- _DATA FOR THIS EXERCISE_:
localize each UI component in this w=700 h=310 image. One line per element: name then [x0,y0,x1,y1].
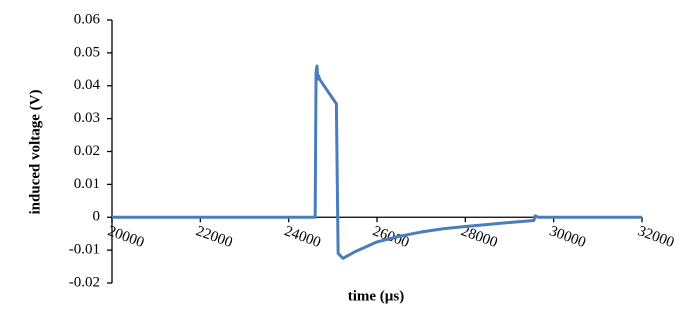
x-axis-title: time (µs) [348,288,405,304]
y-tick-label: 0.05 [74,44,100,60]
y-axis-title: induced voltage (V) [27,90,43,215]
x-tick-label: 24000 [282,223,323,251]
data-line [112,64,642,260]
y-tick-label: 0.06 [74,11,101,27]
x-tick-label: 30000 [547,223,588,251]
y-tick-label: -0.01 [69,242,100,258]
x-tick-label: 22000 [194,223,235,251]
x-tick-label: 32000 [635,223,676,251]
y-tick-label: 0 [93,209,101,225]
y-tick-label: 0.02 [74,143,100,159]
y-tick-label: 0.01 [74,176,100,192]
y-tick-label: -0.02 [69,274,100,290]
y-tick-label: 0.03 [74,110,100,126]
y-tick-label: 0.04 [74,77,101,93]
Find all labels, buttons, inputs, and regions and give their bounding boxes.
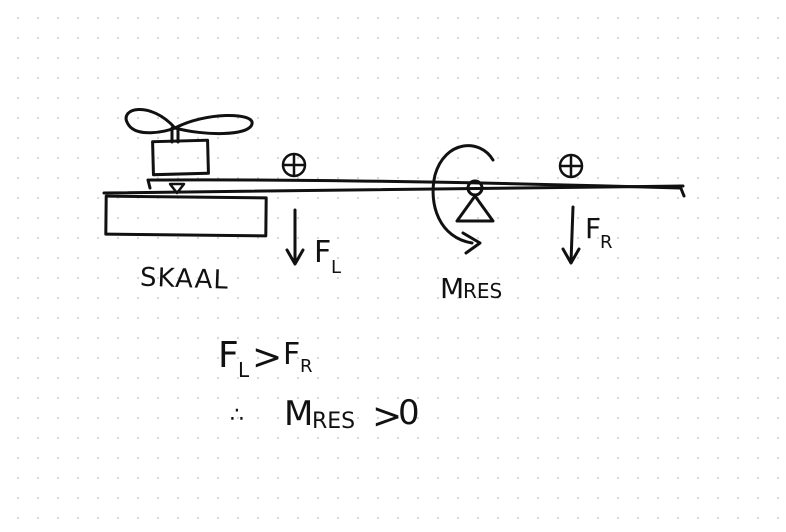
center-of-mass-left-icon [281,152,307,178]
scale-label: SKAAL [140,263,230,296]
svg-text:F: F [218,335,239,376]
force-right-label: F R [585,212,613,253]
svg-text:M: M [284,394,313,434]
conclusion-line-2: ∴ M RES > 0 [230,393,420,437]
svg-text:RES: RES [312,409,355,434]
motor-block [151,138,210,177]
svg-text:F: F [314,235,331,270]
center-of-mass-right-icon [558,153,584,179]
beam [102,178,686,198]
force-left-arrow [285,208,305,266]
svg-text:>: > [372,396,402,437]
svg-text:0: 0 [398,393,420,433]
svg-text:R: R [300,356,313,377]
svg-text:∴: ∴ [230,403,244,428]
conclusion-line-1: F L > F R [218,335,313,382]
moment-label: M RES [440,272,502,305]
svg-text:R: R [600,232,613,253]
scale-block [104,194,268,238]
pivot-triangle-icon [455,179,495,223]
svg-text:M: M [440,272,464,305]
svg-text:>: > [252,337,282,378]
force-left-label: F L [314,235,341,278]
svg-text:F: F [283,337,300,372]
svg-text:L: L [238,358,250,382]
force-right-arrow [561,205,581,265]
svg-text:L: L [331,257,341,278]
propeller-icon [124,108,254,144]
svg-text:RES: RES [463,279,502,303]
svg-text:F: F [585,212,601,245]
motor-pivot-marker [168,182,186,195]
moment-arrow-icon [431,144,495,255]
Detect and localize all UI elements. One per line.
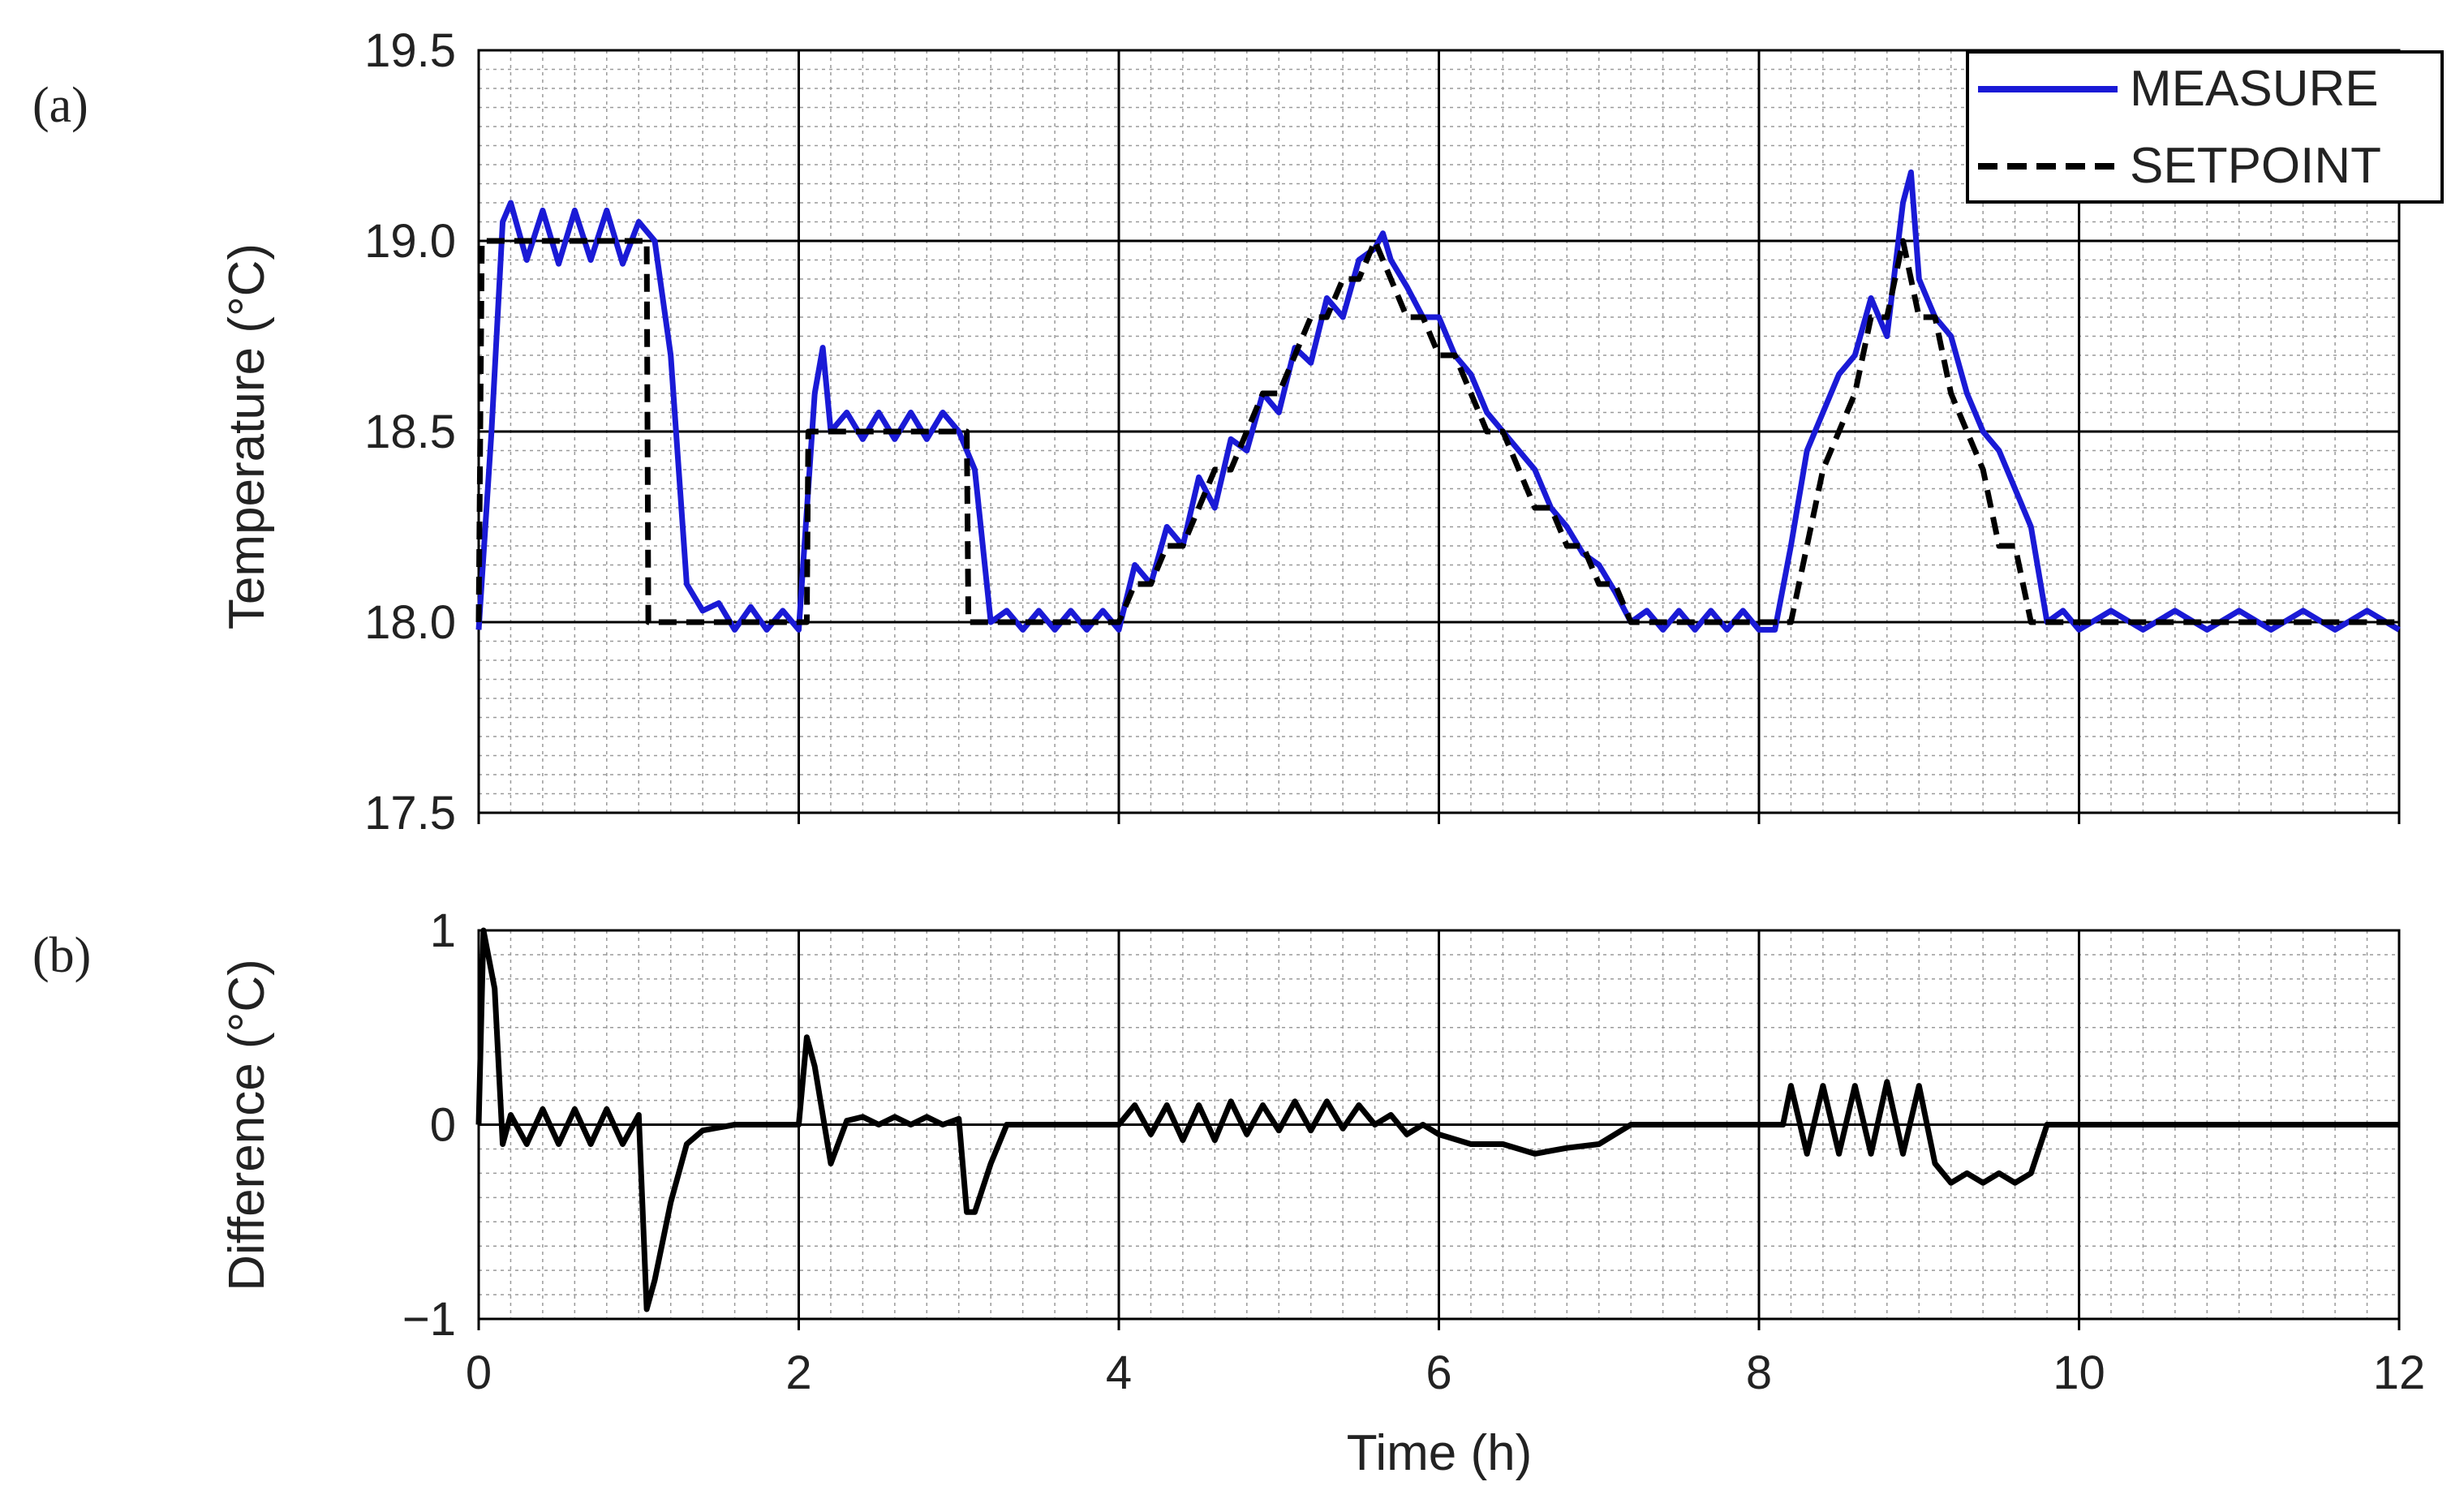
series-line-setpoint: [475, 238, 2399, 625]
x-tick-label: 10: [2053, 1347, 2105, 1399]
panel-b-grid: [477, 929, 2401, 1330]
plot-frame: [477, 49, 2401, 814]
x-tick-label: 8: [1746, 1347, 1772, 1399]
legend-label-measure: MEASURE: [2130, 61, 2379, 117]
panel-a-temperature-chart: (a) 17.5 18.0 18.5 19.0 19.5 Temperature (°C…: [32, 24, 2444, 840]
panel-a-y-axis-title: Temperature (°C): [219, 243, 275, 629]
panel-b-series: [475, 927, 2399, 1312]
y-tick-label: 18.5: [364, 406, 456, 458]
y-tick-label: 0: [430, 1099, 456, 1152]
panel-a-label: (a): [32, 78, 88, 133]
legend-box: [1966, 50, 2444, 204]
x-tick-label: 12: [2373, 1347, 2426, 1399]
panel-b-label: (b): [32, 928, 91, 983]
panel-a-tick-labels: 17.5 18.0 18.5 19.0 19.5: [364, 24, 456, 840]
x-tick-label: 0: [466, 1347, 492, 1399]
panel-b-x-axis-title: Time (h): [1347, 1425, 1532, 1481]
y-tick-label: 17.5: [364, 787, 456, 840]
y-tick-label: −1: [402, 1293, 456, 1346]
y-tick-label: 19.5: [364, 24, 456, 77]
y-tick-label: 18.0: [364, 596, 456, 649]
series-line-difference: [475, 927, 2399, 1312]
y-tick-label: 19.0: [364, 215, 456, 268]
panel-b-y-axis-title: Difference (°C): [219, 959, 275, 1291]
legend-label-setpoint: SETPOINT: [2130, 138, 2381, 194]
x-tick-label: 4: [1106, 1347, 1132, 1399]
panel-a-series: [475, 169, 2401, 633]
y-tick-label: 1: [430, 904, 456, 957]
x-tick-label: 2: [785, 1347, 811, 1399]
legend: MEASURE SETPOINT: [1966, 50, 2444, 204]
x-tick-label: 6: [1426, 1347, 1451, 1399]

- _GIVEN EXERCISE_: Count the lines in the items that contain the string "mass", and reply with the number alone.

- _SOLUTION FOR THIS TASK_: 2